------ MATERIALS PROVIDED

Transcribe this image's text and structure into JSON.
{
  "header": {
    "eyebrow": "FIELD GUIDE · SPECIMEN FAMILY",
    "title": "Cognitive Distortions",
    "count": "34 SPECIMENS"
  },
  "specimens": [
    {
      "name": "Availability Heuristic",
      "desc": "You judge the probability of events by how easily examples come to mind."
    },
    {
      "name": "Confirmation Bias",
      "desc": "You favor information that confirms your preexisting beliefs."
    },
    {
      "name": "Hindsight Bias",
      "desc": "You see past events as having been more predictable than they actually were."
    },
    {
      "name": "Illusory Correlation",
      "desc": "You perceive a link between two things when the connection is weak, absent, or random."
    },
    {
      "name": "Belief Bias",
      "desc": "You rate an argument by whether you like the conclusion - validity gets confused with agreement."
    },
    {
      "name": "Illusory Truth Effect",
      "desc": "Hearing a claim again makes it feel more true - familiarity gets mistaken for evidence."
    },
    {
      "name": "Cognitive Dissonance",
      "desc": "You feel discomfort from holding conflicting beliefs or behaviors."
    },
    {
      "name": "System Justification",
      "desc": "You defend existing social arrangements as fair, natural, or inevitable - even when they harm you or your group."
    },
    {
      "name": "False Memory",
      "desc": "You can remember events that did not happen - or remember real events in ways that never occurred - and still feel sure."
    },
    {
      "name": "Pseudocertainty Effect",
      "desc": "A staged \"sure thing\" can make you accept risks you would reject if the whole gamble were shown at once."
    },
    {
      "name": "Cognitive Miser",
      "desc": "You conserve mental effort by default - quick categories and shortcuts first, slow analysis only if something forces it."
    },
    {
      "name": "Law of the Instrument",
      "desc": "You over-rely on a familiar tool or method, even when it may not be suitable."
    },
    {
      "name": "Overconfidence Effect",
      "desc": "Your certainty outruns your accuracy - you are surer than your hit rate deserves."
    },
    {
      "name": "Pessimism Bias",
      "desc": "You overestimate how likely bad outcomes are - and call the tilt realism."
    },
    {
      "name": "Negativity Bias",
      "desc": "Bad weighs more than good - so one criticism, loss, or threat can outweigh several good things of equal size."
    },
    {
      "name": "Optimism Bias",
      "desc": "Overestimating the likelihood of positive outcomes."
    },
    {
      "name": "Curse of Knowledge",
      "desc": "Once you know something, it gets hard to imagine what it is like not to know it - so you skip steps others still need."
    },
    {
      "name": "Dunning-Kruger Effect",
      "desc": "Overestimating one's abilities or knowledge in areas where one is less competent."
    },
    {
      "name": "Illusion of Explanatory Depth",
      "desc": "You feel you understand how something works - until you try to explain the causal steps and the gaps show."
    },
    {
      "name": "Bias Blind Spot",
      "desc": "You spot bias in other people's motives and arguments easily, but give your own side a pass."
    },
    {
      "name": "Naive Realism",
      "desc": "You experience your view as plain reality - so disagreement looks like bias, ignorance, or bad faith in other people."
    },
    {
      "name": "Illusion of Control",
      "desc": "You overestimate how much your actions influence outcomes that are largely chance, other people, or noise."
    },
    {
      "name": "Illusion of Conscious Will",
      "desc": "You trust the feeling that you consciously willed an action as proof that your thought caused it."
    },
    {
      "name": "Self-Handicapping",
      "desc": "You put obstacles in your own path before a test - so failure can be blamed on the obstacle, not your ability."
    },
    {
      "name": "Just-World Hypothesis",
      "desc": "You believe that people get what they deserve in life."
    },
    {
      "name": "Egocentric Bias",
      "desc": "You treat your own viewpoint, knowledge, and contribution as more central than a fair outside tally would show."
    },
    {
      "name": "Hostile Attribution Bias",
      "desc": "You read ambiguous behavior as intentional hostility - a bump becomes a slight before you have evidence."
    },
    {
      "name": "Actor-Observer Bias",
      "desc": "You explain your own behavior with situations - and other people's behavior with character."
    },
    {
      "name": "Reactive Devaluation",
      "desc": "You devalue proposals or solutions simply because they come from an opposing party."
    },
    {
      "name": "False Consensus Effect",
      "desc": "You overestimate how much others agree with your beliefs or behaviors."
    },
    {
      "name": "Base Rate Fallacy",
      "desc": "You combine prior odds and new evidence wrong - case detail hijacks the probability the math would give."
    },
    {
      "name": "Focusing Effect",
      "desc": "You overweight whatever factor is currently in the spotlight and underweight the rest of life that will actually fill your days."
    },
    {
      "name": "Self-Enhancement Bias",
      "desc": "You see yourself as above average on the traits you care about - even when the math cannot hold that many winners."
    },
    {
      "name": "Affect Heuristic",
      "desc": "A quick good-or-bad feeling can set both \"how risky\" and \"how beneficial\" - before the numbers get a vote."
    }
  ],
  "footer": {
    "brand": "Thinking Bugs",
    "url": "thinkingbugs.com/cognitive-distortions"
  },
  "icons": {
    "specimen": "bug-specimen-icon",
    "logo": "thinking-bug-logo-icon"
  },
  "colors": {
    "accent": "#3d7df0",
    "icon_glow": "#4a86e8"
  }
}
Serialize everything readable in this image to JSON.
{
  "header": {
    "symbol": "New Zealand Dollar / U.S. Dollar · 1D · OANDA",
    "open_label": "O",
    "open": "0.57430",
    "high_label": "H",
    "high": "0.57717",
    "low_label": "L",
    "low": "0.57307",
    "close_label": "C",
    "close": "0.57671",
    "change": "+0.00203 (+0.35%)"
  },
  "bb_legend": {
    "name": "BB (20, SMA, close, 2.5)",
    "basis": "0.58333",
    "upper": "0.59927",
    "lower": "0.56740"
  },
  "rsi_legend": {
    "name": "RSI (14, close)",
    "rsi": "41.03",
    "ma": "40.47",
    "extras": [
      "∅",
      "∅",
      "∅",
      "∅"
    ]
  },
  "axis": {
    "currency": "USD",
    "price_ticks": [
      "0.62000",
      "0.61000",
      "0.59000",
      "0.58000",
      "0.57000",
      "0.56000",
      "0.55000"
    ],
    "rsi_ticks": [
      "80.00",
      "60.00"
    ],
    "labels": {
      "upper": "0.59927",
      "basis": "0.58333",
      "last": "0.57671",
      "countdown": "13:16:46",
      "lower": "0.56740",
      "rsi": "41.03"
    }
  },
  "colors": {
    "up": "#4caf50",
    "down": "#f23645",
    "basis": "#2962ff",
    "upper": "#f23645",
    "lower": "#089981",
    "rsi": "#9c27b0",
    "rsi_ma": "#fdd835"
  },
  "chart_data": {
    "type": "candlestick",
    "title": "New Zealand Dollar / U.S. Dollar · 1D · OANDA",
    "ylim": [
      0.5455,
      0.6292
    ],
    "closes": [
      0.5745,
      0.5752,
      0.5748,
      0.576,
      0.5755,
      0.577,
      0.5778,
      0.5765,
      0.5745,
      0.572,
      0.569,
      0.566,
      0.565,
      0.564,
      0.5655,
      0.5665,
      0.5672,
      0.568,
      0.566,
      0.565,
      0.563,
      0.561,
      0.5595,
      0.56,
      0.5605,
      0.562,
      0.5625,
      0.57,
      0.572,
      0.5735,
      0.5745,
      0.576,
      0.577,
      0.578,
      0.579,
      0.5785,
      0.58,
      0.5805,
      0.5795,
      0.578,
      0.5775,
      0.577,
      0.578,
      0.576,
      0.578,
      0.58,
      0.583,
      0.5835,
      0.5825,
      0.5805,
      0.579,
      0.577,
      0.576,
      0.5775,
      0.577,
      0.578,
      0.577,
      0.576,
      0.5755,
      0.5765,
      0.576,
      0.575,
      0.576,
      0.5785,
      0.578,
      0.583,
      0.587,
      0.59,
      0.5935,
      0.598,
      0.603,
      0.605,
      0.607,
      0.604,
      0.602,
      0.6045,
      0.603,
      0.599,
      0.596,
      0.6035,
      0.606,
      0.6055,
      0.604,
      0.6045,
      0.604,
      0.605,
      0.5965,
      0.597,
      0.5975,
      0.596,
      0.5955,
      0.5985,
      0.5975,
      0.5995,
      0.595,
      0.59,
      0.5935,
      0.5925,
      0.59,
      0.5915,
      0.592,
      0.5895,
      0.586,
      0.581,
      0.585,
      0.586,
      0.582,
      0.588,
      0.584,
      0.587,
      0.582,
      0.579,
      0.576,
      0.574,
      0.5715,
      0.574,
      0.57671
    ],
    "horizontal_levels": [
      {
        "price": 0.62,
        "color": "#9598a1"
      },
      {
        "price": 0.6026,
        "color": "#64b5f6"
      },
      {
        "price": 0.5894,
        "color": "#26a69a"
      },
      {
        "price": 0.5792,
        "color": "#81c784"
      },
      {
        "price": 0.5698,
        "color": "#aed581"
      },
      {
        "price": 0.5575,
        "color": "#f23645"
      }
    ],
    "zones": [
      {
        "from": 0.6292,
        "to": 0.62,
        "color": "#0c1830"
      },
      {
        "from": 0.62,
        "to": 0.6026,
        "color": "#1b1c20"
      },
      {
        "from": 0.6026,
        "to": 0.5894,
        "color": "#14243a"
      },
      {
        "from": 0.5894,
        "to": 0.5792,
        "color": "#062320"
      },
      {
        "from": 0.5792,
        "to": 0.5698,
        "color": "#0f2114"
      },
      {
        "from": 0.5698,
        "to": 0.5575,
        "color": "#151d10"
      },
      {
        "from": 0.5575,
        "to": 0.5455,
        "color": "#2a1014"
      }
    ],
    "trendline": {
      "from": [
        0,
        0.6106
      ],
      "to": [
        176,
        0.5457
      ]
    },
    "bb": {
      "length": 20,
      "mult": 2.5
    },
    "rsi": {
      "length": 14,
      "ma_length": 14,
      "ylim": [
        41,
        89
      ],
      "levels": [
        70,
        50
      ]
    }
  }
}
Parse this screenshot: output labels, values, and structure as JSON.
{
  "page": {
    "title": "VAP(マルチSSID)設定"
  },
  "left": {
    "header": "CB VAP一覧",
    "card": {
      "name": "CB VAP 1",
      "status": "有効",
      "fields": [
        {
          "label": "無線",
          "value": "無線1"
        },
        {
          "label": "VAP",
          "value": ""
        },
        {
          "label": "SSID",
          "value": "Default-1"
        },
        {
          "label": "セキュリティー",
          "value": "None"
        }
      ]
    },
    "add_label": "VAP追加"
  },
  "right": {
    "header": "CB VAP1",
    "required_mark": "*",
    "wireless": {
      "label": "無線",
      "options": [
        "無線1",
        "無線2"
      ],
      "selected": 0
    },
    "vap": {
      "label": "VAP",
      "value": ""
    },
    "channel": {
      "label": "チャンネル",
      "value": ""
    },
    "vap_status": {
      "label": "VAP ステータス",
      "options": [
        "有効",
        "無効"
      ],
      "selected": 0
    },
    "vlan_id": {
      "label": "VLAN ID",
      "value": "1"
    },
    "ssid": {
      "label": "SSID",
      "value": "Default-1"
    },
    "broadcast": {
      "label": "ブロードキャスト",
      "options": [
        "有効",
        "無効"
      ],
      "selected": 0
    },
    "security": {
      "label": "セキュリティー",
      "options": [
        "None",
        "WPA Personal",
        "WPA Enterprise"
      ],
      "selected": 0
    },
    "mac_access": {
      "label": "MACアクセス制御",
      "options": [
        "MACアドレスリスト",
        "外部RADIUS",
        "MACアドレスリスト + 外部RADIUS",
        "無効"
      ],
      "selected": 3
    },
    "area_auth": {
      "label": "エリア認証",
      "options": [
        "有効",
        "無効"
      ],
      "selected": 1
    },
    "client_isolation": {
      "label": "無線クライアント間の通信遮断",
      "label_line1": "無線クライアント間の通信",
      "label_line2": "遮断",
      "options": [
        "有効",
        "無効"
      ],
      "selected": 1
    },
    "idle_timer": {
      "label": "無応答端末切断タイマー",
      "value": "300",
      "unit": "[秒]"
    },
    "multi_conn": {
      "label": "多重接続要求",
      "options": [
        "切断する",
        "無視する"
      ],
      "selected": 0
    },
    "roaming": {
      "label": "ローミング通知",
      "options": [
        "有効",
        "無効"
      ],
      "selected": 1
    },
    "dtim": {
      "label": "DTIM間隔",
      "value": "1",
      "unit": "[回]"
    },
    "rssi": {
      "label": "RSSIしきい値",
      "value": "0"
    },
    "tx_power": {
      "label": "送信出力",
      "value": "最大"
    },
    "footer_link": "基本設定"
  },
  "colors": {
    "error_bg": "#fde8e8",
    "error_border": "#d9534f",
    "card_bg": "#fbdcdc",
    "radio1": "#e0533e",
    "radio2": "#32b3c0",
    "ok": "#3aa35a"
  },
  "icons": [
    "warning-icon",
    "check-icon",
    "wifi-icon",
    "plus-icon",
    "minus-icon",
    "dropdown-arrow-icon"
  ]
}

------------

Copy out every line of the listing that includes the string "lower".

EXERCISE SOLUTION →
    "lower": "0.56740"
      "lower": "0.56740",
    "lower": "#089981",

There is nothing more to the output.